Data excerpts —
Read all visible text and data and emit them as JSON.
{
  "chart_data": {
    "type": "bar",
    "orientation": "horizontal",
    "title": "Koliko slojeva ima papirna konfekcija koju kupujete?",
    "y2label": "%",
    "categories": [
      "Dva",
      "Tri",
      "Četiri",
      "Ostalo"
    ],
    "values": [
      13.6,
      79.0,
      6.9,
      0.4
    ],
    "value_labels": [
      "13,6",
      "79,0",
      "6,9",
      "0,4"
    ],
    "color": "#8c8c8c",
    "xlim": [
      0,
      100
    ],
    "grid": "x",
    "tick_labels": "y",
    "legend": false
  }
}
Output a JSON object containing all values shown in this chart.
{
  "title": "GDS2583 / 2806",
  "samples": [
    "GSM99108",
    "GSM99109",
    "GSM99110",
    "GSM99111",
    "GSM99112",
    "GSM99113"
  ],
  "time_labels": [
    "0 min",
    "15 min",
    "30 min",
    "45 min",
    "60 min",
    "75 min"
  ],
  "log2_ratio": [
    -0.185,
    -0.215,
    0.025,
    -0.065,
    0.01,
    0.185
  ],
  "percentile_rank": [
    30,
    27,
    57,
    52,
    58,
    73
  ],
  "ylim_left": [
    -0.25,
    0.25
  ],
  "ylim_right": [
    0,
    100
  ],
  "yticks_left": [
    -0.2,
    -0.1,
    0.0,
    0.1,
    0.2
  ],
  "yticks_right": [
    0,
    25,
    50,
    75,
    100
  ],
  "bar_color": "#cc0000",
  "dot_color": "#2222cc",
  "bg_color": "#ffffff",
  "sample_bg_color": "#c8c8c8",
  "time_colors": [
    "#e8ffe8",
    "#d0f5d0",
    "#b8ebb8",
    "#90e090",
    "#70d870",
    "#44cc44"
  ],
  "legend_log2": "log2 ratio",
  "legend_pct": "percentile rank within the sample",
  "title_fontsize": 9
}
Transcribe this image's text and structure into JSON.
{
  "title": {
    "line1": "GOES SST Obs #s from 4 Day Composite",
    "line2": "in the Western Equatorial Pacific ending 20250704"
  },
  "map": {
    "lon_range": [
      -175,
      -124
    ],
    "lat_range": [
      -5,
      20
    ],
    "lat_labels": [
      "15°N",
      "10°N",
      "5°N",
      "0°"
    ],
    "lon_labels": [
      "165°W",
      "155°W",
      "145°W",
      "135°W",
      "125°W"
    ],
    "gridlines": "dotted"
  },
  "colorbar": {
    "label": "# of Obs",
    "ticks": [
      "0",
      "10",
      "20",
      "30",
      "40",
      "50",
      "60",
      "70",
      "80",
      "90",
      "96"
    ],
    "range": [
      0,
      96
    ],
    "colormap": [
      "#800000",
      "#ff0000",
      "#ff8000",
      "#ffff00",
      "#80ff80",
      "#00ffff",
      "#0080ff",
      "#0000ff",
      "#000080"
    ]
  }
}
--
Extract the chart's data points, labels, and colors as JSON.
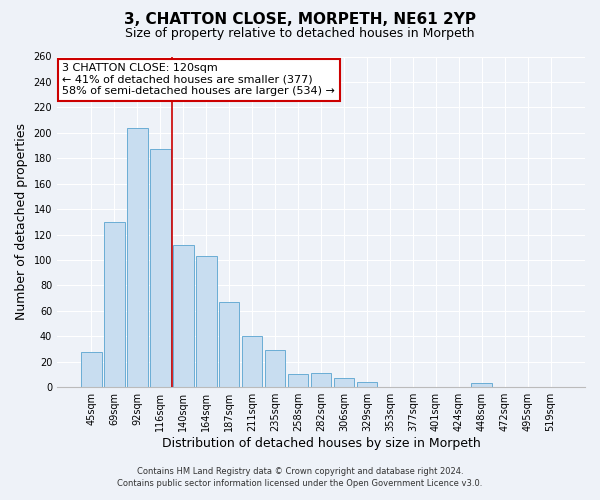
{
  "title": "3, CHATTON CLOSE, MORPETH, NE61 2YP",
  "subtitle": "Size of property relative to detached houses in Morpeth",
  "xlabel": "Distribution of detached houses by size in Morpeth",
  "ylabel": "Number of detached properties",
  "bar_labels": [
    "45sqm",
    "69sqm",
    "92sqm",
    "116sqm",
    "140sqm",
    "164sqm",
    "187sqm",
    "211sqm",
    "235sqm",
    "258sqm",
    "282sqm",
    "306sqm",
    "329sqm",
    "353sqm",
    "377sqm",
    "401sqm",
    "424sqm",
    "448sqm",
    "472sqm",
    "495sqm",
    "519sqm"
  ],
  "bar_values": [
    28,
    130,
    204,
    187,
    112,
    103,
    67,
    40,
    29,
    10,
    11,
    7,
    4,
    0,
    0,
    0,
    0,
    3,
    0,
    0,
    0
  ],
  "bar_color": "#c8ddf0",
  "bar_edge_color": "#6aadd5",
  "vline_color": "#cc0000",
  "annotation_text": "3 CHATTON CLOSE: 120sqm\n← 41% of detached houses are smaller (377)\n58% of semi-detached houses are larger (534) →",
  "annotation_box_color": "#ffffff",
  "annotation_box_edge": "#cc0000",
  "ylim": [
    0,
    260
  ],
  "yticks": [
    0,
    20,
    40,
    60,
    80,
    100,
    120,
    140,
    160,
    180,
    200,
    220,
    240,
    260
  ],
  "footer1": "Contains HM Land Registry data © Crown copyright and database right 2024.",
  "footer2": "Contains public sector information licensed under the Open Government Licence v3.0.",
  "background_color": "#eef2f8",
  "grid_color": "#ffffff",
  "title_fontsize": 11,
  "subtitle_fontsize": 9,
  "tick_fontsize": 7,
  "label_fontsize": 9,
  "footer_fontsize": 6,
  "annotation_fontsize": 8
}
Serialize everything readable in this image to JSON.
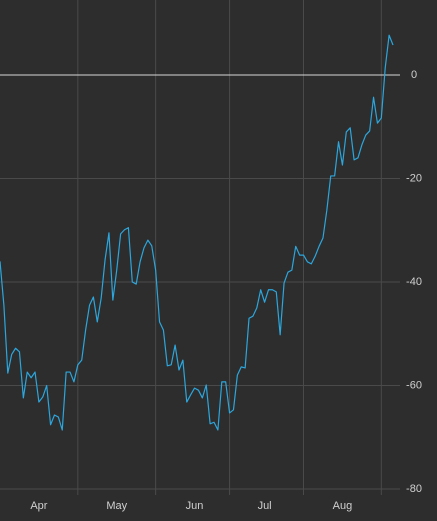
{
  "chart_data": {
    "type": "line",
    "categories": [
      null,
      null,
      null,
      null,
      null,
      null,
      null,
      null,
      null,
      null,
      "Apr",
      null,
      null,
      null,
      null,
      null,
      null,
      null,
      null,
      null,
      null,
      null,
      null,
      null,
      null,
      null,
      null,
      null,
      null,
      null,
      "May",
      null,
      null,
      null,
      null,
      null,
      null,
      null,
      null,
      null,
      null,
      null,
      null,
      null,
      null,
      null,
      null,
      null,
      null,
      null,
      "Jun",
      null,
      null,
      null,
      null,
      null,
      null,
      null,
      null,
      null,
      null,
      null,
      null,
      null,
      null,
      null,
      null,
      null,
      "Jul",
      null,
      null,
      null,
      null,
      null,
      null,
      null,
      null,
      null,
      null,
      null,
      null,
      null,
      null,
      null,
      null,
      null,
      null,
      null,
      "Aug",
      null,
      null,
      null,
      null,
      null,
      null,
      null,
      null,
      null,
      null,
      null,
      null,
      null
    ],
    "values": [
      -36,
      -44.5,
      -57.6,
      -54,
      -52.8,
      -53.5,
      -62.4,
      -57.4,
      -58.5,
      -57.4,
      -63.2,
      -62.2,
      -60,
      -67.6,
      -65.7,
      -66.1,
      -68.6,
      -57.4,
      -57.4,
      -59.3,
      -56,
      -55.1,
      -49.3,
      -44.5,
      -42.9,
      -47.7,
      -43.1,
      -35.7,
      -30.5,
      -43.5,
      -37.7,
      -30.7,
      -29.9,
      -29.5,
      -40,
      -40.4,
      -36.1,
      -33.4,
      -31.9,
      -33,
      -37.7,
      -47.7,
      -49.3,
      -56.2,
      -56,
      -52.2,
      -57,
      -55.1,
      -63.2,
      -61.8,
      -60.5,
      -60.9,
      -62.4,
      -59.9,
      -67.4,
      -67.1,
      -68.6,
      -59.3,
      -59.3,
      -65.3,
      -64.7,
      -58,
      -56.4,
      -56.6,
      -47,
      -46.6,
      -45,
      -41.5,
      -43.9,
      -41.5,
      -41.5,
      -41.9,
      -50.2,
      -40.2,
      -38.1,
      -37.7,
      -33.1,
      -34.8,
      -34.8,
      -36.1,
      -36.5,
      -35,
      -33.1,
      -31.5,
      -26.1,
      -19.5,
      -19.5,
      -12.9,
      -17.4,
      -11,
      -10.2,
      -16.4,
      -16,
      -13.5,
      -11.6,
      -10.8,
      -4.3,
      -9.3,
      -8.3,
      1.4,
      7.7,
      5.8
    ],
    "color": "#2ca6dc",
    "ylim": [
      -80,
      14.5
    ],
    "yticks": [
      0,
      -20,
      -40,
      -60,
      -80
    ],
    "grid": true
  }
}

Problem statement —
Report the number of lines in the entries above that include the string "Contains". Give nothing but the number.

Solution below —
2